**DATA IN THIS EXERCISE**:
** BEGIN **
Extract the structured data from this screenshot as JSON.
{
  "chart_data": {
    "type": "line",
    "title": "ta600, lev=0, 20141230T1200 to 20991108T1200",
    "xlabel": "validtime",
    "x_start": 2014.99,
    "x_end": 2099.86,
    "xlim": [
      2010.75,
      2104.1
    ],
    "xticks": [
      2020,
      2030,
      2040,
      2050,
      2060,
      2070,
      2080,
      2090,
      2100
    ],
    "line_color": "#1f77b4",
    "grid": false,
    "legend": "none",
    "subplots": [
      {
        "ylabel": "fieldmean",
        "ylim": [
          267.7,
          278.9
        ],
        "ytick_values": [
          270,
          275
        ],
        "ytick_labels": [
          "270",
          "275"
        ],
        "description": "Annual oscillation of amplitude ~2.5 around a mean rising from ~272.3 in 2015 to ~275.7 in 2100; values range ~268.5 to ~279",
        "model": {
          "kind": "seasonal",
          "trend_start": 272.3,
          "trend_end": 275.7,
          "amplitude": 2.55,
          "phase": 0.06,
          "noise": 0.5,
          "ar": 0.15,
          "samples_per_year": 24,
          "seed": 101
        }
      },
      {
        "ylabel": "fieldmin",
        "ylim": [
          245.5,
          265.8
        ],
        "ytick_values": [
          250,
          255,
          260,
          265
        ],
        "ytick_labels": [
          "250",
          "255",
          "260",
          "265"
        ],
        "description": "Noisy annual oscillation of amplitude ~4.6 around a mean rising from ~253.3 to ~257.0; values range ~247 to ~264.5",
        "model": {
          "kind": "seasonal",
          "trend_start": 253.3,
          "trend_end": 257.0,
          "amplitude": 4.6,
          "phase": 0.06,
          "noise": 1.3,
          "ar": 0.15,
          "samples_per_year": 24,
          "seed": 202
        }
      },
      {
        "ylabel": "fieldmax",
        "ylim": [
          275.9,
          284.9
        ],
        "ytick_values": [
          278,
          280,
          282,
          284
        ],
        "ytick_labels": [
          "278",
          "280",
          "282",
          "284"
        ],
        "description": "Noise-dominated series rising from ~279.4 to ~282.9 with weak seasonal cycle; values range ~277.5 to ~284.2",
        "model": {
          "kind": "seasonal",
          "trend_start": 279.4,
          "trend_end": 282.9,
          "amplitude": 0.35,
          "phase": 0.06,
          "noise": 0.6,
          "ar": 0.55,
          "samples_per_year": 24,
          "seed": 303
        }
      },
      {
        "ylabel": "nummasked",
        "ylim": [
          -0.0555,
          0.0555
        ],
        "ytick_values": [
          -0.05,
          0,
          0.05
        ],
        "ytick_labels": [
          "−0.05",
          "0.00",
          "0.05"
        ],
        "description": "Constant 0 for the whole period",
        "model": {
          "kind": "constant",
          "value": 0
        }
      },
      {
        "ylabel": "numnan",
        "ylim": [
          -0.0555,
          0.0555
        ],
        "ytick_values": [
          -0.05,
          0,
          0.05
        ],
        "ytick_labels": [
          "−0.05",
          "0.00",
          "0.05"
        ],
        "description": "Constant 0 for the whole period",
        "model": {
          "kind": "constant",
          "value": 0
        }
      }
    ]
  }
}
** END **
**GIVEN PROBLEM**:
Repeat the data above, word for word.

**FINAL RESULT**:
Extract the structured data from this screenshot as JSON.
{
  "chart_data": {
    "type": "line",
    "title": "ta600, lev=0, 20141230T1200 to 20991108T1200",
    "xlabel": "validtime",
    "x_start": 2014.99,
    "x_end": 2099.86,
    "xlim": [
      2010.75,
      2104.1
    ],
    "xticks": [
      2020,
      2030,
      2040,
      2050,
      2060,
      2070,
      2080,
      2090,
      2100
    ],
    "line_color": "#1f77b4",
    "grid": false,
    "legend": "none",
    "subplots": [
      {
        "ylabel": "fieldmean",
        "ylim": [
          267.7,
          278.9
        ],
        "ytick_values": [
          270,
          275
        ],
        "ytick_labels": [
          "270",
          "275"
        ],
        "description": "Annual oscillation of amplitude ~2.5 around a mean rising from ~272.3 in 2015 to ~275.7 in 2100; values range ~268.5 to ~279",
        "model": {
          "kind": "seasonal",
          "trend_start": 272.3,
          "trend_end": 275.7,
          "amplitude": 2.55,
          "phase": 0.06,
          "noise": 0.5,
          "ar": 0.15,
          "samples_per_year": 24,
          "seed": 101
        }
      },
      {
        "ylabel": "fieldmin",
        "ylim": [
          245.5,
          265.8
        ],
        "ytick_values": [
          250,
          255,
          260,
          265
        ],
        "ytick_labels": [
          "250",
          "255",
          "260",
          "265"
        ],
        "description": "Noisy annual oscillation of amplitude ~4.6 around a mean rising from ~253.3 to ~257.0; values range ~247 to ~264.5",
        "model": {
          "kind": "seasonal",
          "trend_start": 253.3,
          "trend_end": 257.0,
          "amplitude": 4.6,
          "phase": 0.06,
          "noise": 1.3,
          "ar": 0.15,
          "samples_per_year": 24,
          "seed": 202
        }
      },
      {
        "ylabel": "fieldmax",
        "ylim": [
          275.9,
          284.9
        ],
        "ytick_values": [
          278,
          280,
          282,
          284
        ],
        "ytick_labels": [
          "278",
          "280",
          "282",
          "284"
        ],
        "description": "Noise-dominated series rising from ~279.4 to ~282.9 with weak seasonal cycle; values range ~277.5 to ~284.2",
        "model": {
          "kind": "seasonal",
          "trend_start": 279.4,
          "trend_end": 282.9,
          "amplitude": 0.35,
          "phase": 0.06,
          "noise": 0.6,
          "ar": 0.55,
          "samples_per_year": 24,
          "seed": 303
        }
      },
      {
        "ylabel": "nummasked",
        "ylim": [
          -0.0555,
          0.0555
        ],
        "ytick_values": [
          -0.05,
          0,
          0.05
        ],
        "ytick_labels": [
          "−0.05",
          "0.00",
          "0.05"
        ],
        "description": "Constant 0 for the whole period",
        "model": {
          "kind": "constant",
          "value": 0
        }
      },
      {
        "ylabel": "numnan",
        "ylim": [
          -0.0555,
          0.0555
        ],
        "ytick_values": [
          -0.05,
          0,
          0.05
        ],
        "ytick_labels": [
          "−0.05",
          "0.00",
          "0.05"
        ],
        "description": "Constant 0 for the whole period",
        "model": {
          "kind": "constant",
          "value": 0
        }
      }
    ]
  }
}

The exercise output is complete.